### DATASET ENTRIES
● ● ● ● ● ● ●
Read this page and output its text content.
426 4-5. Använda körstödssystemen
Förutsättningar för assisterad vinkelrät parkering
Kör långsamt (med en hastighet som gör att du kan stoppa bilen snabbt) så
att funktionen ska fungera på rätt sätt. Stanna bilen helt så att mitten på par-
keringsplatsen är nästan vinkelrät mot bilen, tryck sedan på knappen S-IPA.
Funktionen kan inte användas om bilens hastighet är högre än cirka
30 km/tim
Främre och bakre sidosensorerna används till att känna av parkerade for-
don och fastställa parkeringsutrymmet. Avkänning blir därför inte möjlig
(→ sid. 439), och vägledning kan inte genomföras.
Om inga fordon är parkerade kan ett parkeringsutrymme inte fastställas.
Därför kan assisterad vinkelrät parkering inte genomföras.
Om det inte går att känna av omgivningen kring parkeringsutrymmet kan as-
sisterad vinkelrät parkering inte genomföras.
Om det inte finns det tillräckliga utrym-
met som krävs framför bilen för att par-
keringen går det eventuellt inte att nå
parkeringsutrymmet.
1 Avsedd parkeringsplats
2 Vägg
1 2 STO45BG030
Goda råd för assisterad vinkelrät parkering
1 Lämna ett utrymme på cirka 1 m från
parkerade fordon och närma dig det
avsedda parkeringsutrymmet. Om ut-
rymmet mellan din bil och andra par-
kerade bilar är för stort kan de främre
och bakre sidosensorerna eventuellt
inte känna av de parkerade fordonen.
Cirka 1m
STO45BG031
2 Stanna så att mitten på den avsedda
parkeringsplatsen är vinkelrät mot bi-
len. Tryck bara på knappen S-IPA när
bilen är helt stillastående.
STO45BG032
● ● ● ● ● ● ●
### YOUR GOAL
The answer must reproduce every record exactly.

### SOLVED PROBLEM
Read this page and output its text content.
426 4-5. Använda körstödssystemen
Förutsättningar för assisterad vinkelrät parkering
Kör långsamt (med en hastighet som gör att du kan stoppa bilen snabbt) så
att funktionen ska fungera på rätt sätt. Stanna bilen helt så att mitten på par-
keringsplatsen är nästan vinkelrät mot bilen, tryck sedan på knappen S-IPA.
Funktionen kan inte användas om bilens hastighet är högre än cirka
30 km/tim
Främre och bakre sidosensorerna används till att känna av parkerade for-
don och fastställa parkeringsutrymmet. Avkänning blir därför inte möjlig
(→ sid. 439), och vägledning kan inte genomföras.
Om inga fordon är parkerade kan ett parkeringsutrymme inte fastställas.
Därför kan assisterad vinkelrät parkering inte genomföras.
Om det inte går att känna av omgivningen kring parkeringsutrymmet kan as-
sisterad vinkelrät parkering inte genomföras.
Om det inte finns det tillräckliga utrym-
met som krävs framför bilen för att par-
keringen går det eventuellt inte att nå
parkeringsutrymmet.
1 Avsedd parkeringsplats
2 Vägg
1 2 STO45BG030
Goda råd för assisterad vinkelrät parkering
1 Lämna ett utrymme på cirka 1 m från
parkerade fordon och närma dig det
avsedda parkeringsutrymmet. Om ut-
rymmet mellan din bil och andra par-
kerade bilar är för stort kan de främre
och bakre sidosensorerna eventuellt
inte känna av de parkerade fordonen.
Cirka 1m
STO45BG031
2 Stanna så att mitten på den avsedda
parkeringsplatsen är vinkelrät mot bi-
len. Tryck bara på knappen S-IPA när
bilen är helt stillastående.
STO45BG032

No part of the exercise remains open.